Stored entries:
## START
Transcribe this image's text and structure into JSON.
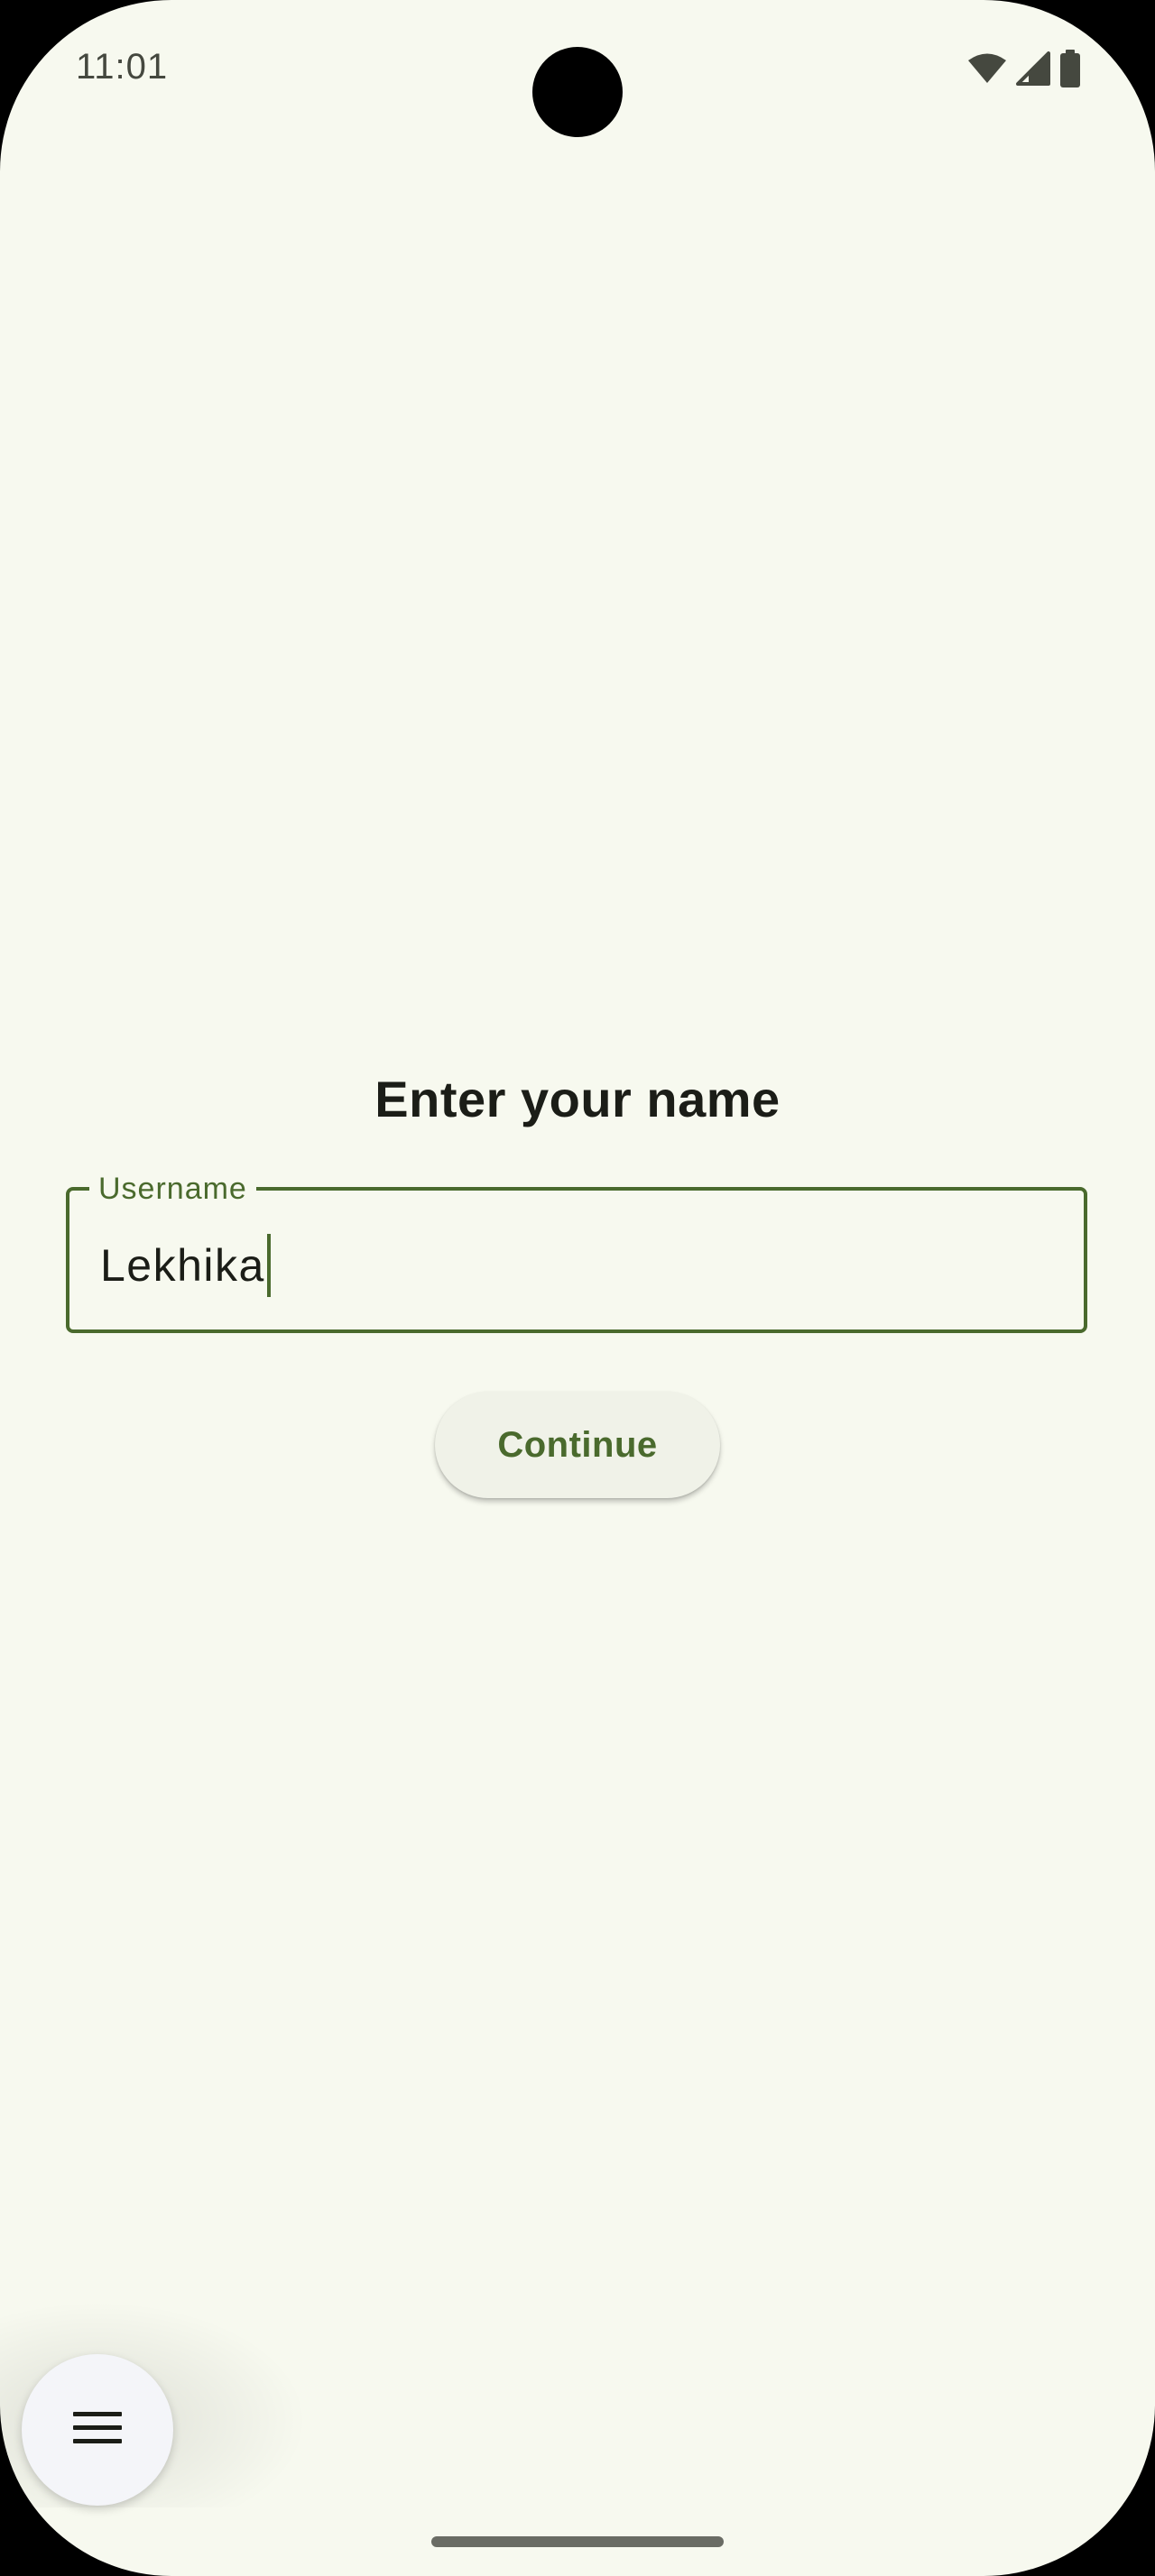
{
  "status_bar": {
    "time": "11:01",
    "icons": [
      "wifi-icon",
      "cellular-signal-icon",
      "battery-icon"
    ]
  },
  "screen": {
    "title": "Enter your name",
    "username_field": {
      "label": "Username",
      "value": "Lekhika"
    },
    "continue_button": {
      "label": "Continue"
    },
    "menu_button": {
      "icon": "menu-icon"
    }
  },
  "colors": {
    "background": "#f7f9ef",
    "accent": "#4a6a2d",
    "text": "#1b1d17",
    "button_surface": "#f0f2e8"
  }
}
## END
Request: Pictures in the records above are not copied; print everything else exactly.

Output below:
Transcribe this image's text and structure into JSON.
{
  "status_bar": {
    "time": "11:01",
    "icons": [
      "wifi-icon",
      "cellular-signal-icon",
      "battery-icon"
    ]
  },
  "screen": {
    "title": "Enter your name",
    "username_field": {
      "label": "Username",
      "value": "Lekhika"
    },
    "continue_button": {
      "label": "Continue"
    },
    "menu_button": {
      "icon": "menu-icon"
    }
  },
  "colors": {
    "background": "#f7f9ef",
    "accent": "#4a6a2d",
    "text": "#1b1d17",
    "button_surface": "#f0f2e8"
  }
}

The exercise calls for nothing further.